Exercise task A: In the neural network text, how many times was each model calculated?
Exercise task B: Please rewrite the neural network text between "3.1. Determination of" and "of box plots.", inclusive, substituting "violin plots" for "box plots".

— start Passage to read —

3. Results and Analysis

3.1. Determination of the Number of Hidden Layer Neurons

The selection of the BP neural network model mainly relied on the comprehensive consideration of three indicators: R², ARV, and MSE. As the number of hidden layer neurons increased, different neural network models with hidden layer node numbers ranging from 1 to 20 were generated during the BP neural network operation. Each model was calculated 100 times, and the values of the three indicators were obtained and presented in the form of box plots.

As shown in Figure 7, the R² values of the various models were concentrated between 0.5 and 0.6, and the fitting results were relatively stable. The determination coefficient fluctuated slightly with the presence of hidden layer neurons, and Model 12 had the highest determination coefficient. The ARV values fluctuated around 0.5, and only a small difference was observed between the models. The MSE values were all between 0.03 and 0.04, and their overall trend of change (i.e., showing slight fluctuations with the increase in neurons) was similar to that of ARV. According to the distribution chart, Model 12 performed better than the other models on the whole. Therefore, considering the overall trend of the numerical changes and the degree of numerical discreteness, Model 12 was determined as the optimal model of the BP neural network. The input factor for Model 12 is the five band reflectance ratios, B8/B13, B7/B13, B8/B15, B7/B15, and B8/B16; the number of neurons in the hidden layer is 12; and the output layer is the chlorophyll-a concentration.

3.2. Analysis of Input Factor Connection Weights

Neural interpretation diagrams (NIDs) were constructed for Model 12, and straight lines were used to represent the connection weights between the input layer and the hidden layer and between the hidden layer and the output layer. The Garson algorithm was employed to analyse the sensitivity of the neural network based on connection weights, that is, to obtain the sensitivity of the weights through the neural network and use the product of the connection weights to obtain the importance of the input variables to the output variables (i.e., relative contribution value), which provides a reference for the improvement of subsequent models [22,23]. The neural interpretation diagram of the western waters of Hong Kong is shown in Figure 8.

In the neural interpretation diagram, B1 and B2 represent the biases added at each step, the black connecting lines represent positive signals, the thickness of the lines represents the degree of correlation between the input factors, and the grey connecting lines represent negative signals.

Given the dense connection lines in the neural interpretation diagram, observing the weight status of each input factor is inconvenient. Therefore, the Garson algorithm was used to generate a histogram of input factor connection weights, as shown in Figure 9. The relative contribution values of each input variable to the output variable in the model construction process were obtained under the condition that the number of hidden layer neurons was 12. The purpose was to clearly view the connection weight status of each input factor in the model construction process.

— end Passage to read —
— start Stored data —

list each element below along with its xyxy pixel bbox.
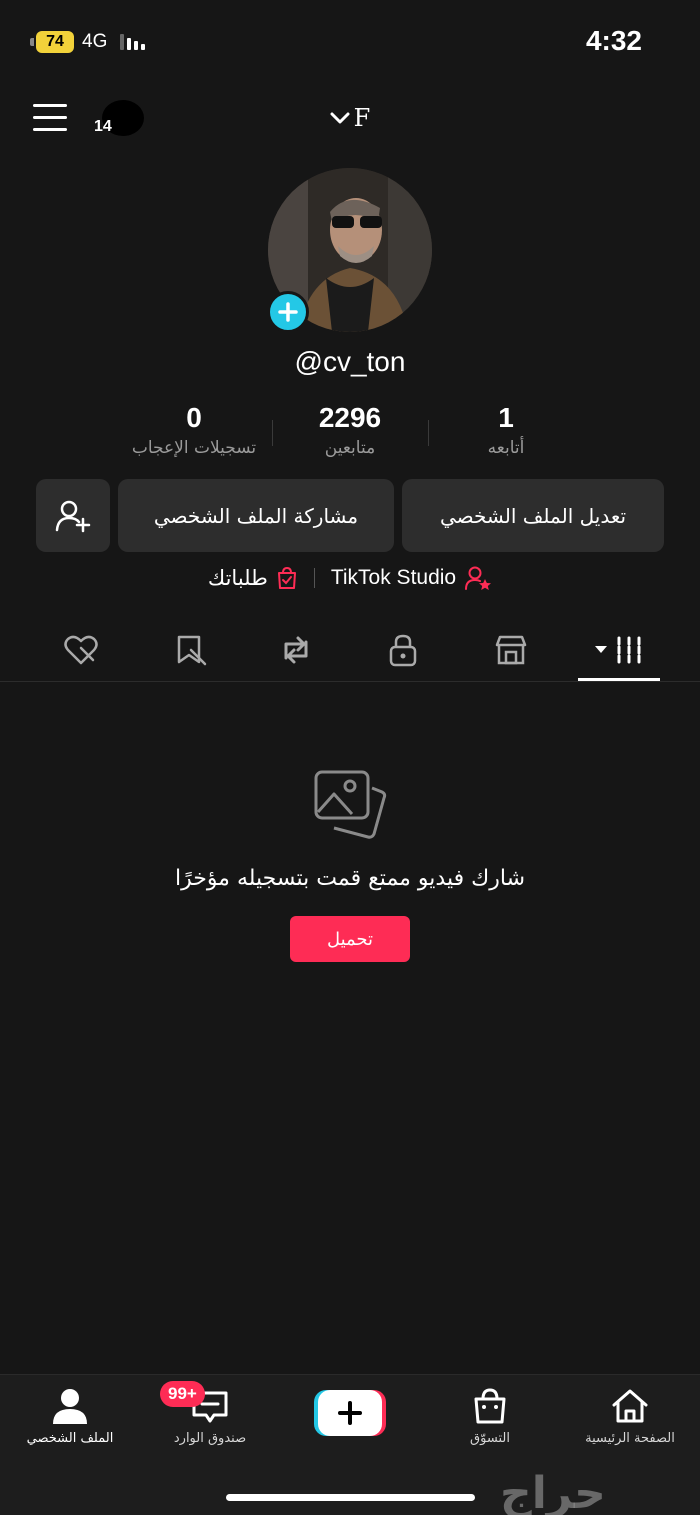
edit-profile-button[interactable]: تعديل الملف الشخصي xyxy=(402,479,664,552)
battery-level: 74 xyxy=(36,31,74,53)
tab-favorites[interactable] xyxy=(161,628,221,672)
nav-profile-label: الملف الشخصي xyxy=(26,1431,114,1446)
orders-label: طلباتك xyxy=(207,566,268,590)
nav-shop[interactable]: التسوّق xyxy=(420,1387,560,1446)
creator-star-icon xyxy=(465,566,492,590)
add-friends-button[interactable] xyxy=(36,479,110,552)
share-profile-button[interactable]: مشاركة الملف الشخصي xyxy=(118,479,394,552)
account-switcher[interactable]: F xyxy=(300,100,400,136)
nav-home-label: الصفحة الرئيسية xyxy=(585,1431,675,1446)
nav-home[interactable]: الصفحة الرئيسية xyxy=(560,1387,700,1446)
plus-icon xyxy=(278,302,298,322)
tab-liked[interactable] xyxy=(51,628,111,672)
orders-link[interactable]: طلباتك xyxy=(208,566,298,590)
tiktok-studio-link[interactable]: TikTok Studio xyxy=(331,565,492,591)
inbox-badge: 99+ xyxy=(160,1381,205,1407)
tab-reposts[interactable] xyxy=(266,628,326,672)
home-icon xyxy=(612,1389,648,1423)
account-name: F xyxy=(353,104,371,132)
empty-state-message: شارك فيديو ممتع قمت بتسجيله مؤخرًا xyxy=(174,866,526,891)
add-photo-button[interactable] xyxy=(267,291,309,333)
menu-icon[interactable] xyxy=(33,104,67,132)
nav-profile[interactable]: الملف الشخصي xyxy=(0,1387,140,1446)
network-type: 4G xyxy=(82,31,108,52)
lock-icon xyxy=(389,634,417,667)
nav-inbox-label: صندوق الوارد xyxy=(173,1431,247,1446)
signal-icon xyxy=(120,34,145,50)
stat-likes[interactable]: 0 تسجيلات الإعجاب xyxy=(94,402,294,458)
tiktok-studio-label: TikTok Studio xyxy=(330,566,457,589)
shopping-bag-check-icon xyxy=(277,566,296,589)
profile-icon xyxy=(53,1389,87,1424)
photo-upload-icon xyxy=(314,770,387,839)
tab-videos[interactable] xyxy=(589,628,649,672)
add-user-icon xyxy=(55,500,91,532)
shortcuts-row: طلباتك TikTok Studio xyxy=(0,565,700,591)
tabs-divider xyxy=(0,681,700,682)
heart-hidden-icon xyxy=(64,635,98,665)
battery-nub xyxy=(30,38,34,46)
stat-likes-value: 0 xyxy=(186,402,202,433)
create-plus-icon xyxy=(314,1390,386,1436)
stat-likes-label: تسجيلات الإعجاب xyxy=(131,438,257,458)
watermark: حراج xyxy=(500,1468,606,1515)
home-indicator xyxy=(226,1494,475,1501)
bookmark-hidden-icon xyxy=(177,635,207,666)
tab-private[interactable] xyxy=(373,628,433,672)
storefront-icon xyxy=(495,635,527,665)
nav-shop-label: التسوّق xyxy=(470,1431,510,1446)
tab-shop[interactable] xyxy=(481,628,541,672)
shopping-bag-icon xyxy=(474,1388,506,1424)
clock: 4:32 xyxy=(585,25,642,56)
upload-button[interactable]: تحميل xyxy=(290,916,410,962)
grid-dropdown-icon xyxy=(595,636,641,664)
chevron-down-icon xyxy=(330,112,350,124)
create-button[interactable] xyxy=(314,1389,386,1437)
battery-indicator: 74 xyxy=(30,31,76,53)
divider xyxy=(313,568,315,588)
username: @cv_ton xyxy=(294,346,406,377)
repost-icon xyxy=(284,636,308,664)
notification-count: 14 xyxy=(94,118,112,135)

— end Stored data —

Correct result A: Each model was calculated 100 times.

Correct result B:
3.1. Determination of the Number of Hidden Layer Neurons

The selection of the BP neural network model mainly relied on the comprehensive consideration of three indicators: R², ARV, and MSE. As the number of hidden layer neurons increased, different neural network models with hidden layer node numbers ranging from 1 to 20 were generated during the BP neural network operation. Each model was calculated 100 times, and the values of the three indicators were obtained and presented in the form of violin plots.